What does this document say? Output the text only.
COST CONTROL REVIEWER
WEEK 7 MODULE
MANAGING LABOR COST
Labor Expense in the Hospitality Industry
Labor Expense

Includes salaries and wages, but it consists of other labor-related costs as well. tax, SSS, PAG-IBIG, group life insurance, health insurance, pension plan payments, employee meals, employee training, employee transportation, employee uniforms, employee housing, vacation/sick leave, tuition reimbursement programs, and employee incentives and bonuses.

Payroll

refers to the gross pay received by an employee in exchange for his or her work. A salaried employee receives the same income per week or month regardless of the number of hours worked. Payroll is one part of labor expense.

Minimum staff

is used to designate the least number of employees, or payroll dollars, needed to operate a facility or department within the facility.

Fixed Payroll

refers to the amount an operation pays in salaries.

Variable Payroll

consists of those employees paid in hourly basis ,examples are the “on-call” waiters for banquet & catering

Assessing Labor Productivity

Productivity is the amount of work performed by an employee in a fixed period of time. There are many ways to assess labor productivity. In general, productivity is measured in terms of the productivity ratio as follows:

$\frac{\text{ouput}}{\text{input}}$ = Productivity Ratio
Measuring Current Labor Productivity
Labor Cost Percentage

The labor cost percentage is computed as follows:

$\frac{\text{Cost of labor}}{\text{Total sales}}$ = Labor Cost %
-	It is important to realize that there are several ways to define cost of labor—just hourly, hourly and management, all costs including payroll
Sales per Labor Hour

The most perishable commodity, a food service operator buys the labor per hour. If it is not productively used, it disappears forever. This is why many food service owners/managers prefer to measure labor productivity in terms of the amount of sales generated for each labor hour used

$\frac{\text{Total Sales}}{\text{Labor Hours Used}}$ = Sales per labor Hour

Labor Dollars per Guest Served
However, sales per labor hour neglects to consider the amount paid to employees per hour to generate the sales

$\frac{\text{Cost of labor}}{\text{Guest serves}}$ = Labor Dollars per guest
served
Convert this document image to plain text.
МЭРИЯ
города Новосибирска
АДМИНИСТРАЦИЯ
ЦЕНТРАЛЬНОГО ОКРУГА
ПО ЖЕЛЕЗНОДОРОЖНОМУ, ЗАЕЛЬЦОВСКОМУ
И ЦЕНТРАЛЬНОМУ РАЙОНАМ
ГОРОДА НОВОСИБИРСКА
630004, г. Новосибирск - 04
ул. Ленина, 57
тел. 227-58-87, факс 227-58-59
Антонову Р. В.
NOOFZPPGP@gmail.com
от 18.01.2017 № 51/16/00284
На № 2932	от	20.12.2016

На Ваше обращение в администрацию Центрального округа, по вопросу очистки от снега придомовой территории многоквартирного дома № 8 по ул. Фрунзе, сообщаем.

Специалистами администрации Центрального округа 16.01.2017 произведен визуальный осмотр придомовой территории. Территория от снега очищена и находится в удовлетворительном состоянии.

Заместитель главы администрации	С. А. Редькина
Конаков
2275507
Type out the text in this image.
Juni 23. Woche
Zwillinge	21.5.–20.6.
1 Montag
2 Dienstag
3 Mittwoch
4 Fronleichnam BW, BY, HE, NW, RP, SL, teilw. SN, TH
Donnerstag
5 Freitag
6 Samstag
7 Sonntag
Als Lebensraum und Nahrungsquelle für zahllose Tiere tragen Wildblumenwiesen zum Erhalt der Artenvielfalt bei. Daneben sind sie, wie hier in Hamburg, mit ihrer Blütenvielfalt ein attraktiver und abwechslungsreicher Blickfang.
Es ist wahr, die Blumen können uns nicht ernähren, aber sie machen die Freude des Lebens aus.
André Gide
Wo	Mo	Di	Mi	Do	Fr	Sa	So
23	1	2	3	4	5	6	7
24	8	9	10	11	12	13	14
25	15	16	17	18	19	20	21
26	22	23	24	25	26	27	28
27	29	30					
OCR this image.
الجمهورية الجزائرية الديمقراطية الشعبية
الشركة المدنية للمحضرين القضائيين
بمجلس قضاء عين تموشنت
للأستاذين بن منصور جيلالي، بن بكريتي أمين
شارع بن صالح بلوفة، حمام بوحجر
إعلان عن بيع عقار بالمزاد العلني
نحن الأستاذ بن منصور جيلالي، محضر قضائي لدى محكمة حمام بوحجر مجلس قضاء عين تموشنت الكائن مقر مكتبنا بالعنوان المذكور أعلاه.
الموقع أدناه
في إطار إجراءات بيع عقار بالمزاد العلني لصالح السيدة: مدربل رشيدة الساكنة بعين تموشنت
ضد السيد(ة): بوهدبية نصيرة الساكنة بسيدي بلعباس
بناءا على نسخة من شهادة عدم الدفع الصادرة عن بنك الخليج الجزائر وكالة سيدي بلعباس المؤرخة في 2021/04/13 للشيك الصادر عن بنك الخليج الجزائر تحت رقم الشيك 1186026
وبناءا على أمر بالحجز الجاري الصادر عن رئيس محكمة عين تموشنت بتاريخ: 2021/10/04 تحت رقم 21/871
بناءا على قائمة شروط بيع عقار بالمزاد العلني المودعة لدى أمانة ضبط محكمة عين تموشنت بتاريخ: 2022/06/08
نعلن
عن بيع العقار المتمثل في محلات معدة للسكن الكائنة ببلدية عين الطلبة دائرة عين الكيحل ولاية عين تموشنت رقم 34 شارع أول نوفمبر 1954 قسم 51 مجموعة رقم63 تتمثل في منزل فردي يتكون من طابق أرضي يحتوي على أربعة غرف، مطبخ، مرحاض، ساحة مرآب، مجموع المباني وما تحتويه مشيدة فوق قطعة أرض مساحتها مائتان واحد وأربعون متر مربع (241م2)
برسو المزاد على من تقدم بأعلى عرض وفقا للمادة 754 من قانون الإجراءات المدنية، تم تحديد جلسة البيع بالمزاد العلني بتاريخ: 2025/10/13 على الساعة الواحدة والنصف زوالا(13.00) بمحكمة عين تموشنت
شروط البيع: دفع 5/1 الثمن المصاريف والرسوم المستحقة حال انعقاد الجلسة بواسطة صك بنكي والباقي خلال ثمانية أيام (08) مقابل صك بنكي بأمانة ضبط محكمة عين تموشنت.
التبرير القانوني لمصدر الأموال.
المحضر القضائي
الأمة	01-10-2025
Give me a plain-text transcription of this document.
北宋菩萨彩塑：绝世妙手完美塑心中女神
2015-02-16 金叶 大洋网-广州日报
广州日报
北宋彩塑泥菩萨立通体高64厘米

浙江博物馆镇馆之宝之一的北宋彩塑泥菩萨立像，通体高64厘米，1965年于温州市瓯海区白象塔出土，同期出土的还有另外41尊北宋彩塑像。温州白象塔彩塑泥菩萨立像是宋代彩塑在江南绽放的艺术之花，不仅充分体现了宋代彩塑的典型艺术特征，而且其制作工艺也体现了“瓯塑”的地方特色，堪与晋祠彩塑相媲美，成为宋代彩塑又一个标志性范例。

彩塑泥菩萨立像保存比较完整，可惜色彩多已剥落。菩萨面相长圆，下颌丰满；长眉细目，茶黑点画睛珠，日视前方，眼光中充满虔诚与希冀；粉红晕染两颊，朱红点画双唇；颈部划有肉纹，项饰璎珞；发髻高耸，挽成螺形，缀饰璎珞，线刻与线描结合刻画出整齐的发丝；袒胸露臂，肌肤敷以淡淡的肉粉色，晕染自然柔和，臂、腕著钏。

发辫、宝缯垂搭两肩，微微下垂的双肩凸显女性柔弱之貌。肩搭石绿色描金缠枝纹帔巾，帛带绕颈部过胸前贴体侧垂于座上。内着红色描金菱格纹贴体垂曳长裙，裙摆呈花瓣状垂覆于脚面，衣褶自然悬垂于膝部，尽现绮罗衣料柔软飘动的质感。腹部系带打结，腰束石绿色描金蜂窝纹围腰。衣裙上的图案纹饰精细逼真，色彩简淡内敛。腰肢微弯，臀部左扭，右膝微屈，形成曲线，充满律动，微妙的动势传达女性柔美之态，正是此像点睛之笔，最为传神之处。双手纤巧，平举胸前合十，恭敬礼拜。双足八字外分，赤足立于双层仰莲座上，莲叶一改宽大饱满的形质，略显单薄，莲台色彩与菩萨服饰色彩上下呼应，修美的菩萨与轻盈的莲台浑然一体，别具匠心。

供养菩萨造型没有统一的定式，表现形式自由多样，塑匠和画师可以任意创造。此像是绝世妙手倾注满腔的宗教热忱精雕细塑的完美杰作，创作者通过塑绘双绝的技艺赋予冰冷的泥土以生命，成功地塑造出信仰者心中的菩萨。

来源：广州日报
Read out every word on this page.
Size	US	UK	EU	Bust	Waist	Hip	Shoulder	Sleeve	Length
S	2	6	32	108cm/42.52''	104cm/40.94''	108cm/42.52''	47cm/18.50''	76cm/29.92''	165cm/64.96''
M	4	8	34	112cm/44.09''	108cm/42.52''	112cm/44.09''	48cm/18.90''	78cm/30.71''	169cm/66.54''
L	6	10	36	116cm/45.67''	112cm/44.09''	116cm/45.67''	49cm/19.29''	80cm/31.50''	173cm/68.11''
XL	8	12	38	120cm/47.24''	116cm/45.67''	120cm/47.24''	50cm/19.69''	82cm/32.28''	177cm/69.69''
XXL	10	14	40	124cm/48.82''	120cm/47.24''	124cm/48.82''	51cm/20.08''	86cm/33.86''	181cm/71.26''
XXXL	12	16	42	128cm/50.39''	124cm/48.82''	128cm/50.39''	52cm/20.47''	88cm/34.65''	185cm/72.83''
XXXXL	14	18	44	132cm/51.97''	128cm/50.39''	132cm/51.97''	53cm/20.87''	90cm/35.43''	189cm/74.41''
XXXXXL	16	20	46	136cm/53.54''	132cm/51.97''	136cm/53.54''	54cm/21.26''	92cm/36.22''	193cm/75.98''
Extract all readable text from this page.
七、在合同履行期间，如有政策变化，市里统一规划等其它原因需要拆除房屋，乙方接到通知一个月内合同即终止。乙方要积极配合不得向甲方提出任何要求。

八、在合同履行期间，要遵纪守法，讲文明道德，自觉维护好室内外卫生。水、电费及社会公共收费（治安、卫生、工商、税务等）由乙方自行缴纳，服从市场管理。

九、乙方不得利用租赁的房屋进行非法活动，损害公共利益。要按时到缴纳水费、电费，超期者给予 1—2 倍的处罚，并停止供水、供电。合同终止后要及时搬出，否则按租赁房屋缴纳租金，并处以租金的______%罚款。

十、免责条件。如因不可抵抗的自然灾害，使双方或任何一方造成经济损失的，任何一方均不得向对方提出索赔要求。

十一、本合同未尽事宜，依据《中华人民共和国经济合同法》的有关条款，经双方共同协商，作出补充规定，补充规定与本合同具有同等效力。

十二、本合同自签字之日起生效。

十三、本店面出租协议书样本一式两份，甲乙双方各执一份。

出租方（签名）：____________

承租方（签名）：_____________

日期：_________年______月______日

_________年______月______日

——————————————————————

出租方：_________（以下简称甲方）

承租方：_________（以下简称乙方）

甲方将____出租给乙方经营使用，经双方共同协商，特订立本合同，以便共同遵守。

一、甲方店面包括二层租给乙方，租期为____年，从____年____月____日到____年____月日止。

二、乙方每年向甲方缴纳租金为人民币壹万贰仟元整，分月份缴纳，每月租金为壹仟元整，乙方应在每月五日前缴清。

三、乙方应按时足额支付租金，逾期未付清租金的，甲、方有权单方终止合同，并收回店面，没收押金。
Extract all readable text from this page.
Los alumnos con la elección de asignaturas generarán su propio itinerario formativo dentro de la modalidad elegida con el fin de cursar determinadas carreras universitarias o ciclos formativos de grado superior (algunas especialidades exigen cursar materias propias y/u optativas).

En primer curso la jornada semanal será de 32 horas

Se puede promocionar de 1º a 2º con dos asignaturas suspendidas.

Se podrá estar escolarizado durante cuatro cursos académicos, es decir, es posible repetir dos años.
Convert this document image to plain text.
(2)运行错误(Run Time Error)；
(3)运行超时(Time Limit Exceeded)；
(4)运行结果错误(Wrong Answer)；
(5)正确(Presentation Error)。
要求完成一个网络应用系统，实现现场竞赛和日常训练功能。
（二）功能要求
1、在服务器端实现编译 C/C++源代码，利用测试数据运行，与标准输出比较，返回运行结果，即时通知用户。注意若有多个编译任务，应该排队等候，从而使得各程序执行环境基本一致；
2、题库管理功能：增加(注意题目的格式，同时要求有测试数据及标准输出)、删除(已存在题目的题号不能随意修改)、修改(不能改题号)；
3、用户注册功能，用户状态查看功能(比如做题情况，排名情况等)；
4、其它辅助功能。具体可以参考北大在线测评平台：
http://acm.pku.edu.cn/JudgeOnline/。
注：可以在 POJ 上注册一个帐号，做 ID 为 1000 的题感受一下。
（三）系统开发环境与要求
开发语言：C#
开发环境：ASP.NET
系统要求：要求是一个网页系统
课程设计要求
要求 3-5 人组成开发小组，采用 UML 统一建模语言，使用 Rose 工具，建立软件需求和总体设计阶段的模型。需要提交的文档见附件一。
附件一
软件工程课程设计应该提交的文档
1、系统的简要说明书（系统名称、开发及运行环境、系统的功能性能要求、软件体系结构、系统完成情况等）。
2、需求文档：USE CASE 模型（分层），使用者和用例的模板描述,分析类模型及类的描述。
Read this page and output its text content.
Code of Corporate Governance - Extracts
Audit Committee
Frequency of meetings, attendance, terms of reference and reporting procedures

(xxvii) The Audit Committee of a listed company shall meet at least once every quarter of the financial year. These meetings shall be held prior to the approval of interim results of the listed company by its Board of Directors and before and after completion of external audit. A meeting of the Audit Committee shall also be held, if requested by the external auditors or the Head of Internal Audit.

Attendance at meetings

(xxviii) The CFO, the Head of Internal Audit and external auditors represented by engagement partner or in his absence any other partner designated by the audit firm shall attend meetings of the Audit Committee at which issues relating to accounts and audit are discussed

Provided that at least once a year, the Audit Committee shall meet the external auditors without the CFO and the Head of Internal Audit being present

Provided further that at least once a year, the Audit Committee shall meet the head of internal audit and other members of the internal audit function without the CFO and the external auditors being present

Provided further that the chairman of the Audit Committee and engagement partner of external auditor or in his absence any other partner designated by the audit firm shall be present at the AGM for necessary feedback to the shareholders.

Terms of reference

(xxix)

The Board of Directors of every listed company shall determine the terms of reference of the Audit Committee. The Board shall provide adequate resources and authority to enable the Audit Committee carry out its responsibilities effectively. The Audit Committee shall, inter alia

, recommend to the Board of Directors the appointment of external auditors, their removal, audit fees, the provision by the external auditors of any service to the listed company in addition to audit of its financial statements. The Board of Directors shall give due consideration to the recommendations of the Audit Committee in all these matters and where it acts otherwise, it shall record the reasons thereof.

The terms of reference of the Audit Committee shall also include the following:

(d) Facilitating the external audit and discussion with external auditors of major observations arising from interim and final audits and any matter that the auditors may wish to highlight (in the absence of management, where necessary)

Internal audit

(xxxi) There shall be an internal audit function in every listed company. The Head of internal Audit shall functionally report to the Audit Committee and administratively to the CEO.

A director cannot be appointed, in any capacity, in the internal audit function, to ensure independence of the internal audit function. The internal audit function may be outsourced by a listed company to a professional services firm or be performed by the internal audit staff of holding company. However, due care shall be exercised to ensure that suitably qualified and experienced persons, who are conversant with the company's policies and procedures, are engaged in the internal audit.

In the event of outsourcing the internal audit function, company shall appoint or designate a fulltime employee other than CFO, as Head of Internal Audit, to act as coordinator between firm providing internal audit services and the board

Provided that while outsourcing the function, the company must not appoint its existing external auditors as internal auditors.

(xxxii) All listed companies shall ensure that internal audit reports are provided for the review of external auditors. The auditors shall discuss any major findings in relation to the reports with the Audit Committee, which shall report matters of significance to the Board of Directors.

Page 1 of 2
◇ ◇ ◇ ◇
**GOAL OF THE EXERCISE**
Using the listing, copy every line where the word "البيع" shows up.

**ANSWER FOR THE TASK**
برسو المزاد على من تقدم بأعلى عرض وفقا للمادة 754 من قانون الإجراءات المدنية، تم تحديد جلسة البيع بالمزاد العلني بتاريخ: 2025/10/13 على الساعة الواحدة والنصف زوالا(13.00) بمحكمة عين تموشنت
شروط البيع: دفع 5/1 الثمن المصاريف والرسوم المستحقة حال انعقاد الجلسة بواسطة صك بنكي والباقي خلال ثمانية أيام (08) مقابل صك بنكي بأمانة ضبط محكمة عين تموشنت.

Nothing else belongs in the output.